● **TASK PROMPT**: Report every line in the listing that contains the string "into".
━━ GIVEN INFORMATION ━━
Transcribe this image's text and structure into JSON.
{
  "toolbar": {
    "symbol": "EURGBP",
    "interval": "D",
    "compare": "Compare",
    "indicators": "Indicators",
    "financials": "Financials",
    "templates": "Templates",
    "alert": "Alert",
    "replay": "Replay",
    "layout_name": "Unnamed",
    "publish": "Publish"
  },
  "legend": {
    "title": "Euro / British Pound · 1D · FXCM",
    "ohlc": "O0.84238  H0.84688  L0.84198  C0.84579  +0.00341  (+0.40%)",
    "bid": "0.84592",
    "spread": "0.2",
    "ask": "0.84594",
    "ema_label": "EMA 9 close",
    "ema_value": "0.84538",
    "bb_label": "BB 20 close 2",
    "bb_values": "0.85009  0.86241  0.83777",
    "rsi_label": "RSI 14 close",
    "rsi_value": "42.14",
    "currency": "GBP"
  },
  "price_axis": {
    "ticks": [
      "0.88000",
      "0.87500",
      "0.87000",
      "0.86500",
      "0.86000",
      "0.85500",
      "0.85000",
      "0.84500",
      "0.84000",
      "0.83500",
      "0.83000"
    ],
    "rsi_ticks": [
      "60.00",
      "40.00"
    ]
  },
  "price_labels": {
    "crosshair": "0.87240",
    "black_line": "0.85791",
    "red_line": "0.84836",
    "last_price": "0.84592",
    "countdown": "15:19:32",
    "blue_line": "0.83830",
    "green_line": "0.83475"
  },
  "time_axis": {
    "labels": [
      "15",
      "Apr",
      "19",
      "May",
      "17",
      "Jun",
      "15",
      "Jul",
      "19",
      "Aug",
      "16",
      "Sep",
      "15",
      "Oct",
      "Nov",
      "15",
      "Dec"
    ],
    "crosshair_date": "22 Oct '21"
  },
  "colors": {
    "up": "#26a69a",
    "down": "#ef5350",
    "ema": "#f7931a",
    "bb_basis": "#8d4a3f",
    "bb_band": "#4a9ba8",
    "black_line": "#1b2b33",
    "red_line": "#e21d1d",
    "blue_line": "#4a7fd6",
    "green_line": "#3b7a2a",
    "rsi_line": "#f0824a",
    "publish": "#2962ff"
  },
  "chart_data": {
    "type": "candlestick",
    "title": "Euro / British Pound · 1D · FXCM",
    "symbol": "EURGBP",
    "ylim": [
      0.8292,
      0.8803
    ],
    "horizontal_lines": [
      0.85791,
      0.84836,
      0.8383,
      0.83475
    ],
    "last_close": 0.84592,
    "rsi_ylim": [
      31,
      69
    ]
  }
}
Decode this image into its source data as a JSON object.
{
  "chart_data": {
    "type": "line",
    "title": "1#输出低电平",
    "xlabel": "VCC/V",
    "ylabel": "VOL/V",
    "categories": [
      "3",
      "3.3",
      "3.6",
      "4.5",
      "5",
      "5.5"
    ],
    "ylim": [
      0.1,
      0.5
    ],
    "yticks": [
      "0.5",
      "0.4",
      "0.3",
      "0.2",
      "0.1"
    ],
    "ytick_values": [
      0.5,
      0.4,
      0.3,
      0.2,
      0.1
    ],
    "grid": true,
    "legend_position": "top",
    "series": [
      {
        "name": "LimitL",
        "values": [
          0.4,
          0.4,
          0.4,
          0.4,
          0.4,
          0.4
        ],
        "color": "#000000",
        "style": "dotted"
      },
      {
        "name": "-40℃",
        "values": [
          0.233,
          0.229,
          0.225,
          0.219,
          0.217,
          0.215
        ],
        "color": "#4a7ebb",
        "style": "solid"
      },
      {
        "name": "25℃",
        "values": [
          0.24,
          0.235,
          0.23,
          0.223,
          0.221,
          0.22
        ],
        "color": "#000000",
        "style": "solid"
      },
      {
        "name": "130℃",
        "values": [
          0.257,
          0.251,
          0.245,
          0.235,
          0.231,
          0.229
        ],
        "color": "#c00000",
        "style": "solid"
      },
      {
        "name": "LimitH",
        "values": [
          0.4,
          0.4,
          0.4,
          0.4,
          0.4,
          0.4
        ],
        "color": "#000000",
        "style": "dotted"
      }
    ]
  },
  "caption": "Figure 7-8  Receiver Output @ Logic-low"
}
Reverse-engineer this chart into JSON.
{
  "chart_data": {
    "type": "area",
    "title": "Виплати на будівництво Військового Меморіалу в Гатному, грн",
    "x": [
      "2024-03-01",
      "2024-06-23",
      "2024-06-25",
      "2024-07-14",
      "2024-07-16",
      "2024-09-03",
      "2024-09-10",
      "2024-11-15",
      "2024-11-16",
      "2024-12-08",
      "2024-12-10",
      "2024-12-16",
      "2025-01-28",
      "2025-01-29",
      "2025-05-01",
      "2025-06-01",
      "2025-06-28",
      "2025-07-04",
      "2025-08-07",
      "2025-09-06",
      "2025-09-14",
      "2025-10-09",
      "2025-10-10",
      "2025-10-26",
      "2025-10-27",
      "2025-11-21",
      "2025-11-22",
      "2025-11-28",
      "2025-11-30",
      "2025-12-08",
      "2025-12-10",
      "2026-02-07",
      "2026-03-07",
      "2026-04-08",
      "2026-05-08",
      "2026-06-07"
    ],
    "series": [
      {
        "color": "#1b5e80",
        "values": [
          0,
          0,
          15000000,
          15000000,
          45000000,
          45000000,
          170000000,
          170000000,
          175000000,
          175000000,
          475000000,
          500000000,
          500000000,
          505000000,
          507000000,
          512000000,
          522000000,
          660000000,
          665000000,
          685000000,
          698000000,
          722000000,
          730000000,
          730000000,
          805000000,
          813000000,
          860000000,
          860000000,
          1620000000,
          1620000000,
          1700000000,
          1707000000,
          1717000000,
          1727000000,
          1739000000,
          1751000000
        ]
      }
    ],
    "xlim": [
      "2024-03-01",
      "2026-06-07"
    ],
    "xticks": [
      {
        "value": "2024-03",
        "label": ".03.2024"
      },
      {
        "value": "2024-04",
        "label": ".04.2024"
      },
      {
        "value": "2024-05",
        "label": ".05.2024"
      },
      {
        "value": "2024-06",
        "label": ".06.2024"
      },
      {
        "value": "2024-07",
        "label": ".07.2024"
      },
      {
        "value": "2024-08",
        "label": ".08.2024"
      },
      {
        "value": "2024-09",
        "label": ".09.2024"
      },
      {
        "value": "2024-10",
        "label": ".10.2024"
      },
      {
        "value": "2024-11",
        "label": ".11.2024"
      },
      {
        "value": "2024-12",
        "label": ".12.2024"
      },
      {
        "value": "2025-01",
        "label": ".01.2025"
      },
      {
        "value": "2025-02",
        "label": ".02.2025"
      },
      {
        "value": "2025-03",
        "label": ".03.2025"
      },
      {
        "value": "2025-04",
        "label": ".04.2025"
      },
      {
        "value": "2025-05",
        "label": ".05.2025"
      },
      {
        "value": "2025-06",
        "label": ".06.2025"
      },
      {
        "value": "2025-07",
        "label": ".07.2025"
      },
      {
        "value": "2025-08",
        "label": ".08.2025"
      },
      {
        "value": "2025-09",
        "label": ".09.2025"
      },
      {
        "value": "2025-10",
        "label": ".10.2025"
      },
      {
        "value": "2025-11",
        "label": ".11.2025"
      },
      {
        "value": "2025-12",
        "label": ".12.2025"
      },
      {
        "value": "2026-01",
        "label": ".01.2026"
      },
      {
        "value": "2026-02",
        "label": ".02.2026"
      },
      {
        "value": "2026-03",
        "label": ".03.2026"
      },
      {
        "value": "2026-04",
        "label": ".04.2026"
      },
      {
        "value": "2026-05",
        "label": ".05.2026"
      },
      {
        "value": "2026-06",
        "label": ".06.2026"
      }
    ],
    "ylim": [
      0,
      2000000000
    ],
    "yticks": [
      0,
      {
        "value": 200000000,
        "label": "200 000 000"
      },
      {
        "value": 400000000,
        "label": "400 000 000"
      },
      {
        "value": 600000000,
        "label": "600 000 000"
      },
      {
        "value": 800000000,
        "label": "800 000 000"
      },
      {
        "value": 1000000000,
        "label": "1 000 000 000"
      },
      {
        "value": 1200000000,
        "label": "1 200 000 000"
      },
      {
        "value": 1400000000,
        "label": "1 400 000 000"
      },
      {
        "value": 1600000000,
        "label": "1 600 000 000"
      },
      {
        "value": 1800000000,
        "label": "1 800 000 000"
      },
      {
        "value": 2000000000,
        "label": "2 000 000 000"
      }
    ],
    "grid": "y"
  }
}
━━━
● **FULL OUTPUT**:
Transcribe this image's text and structure into JSON.
Decode this image into its source data as a JSON object.
Reverse-engineer this chart into JSON.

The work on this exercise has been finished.